● **WORK REQUIRED**: Every entry must be repeated exactly. Exclude all pictures.

● **DATASET EXTRACT**:
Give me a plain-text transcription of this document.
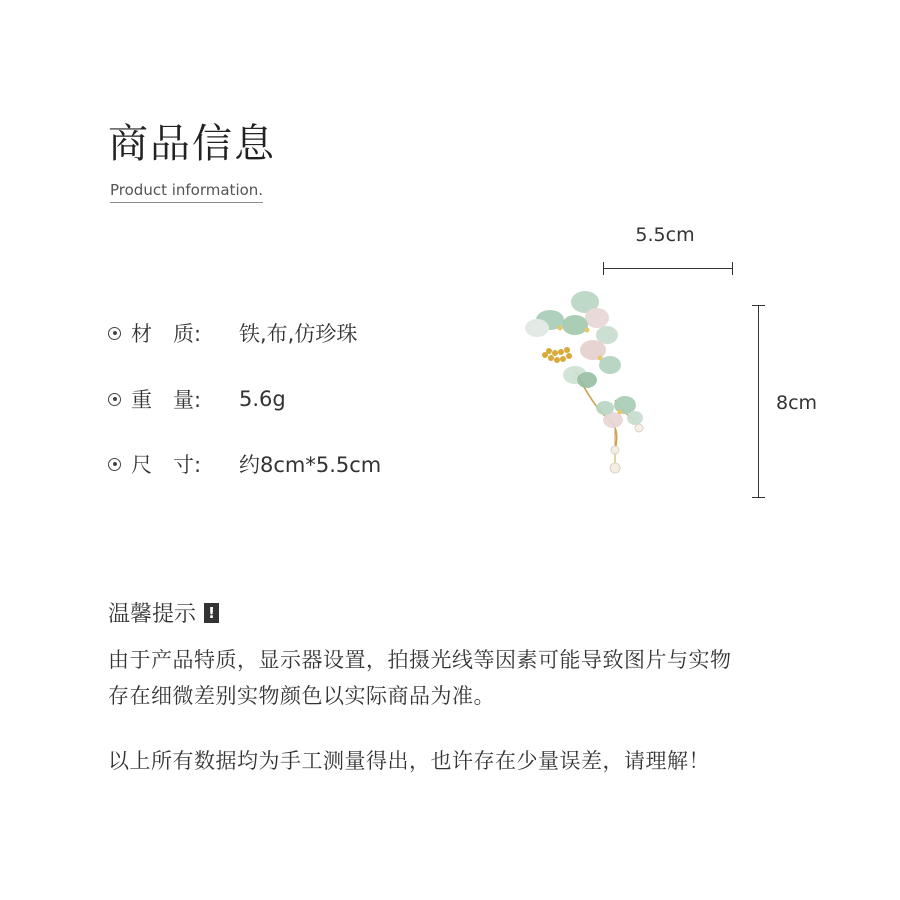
商品信息
Product information.
材　质:	铁,布,仿珍珠
重　量:	5.6g
尺　寸:	约8cm*5.5cm
5.5cm
8cm
温馨提示 !
由于产品特质，显示器设置，拍摄光线等因素可能导致图片与实物
存在细微差别实物颜色以实际商品为准。
以上所有数据均为手工测量得出，也许存在少量误差，请理解！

● **REPLY**:
Give me a plain-text transcription of this document.
商品信息
Product information.
材　质:	铁,布,仿珍珠
重　量:	5.6g
尺　寸:	约8cm*5.5cm
5.5cm
8cm
温馨提示 !
由于产品特质，显示器设置，拍摄光线等因素可能导致图片与实物
存在细微差别实物颜色以实际商品为准。
以上所有数据均为手工测量得出，也许存在少量误差，请理解！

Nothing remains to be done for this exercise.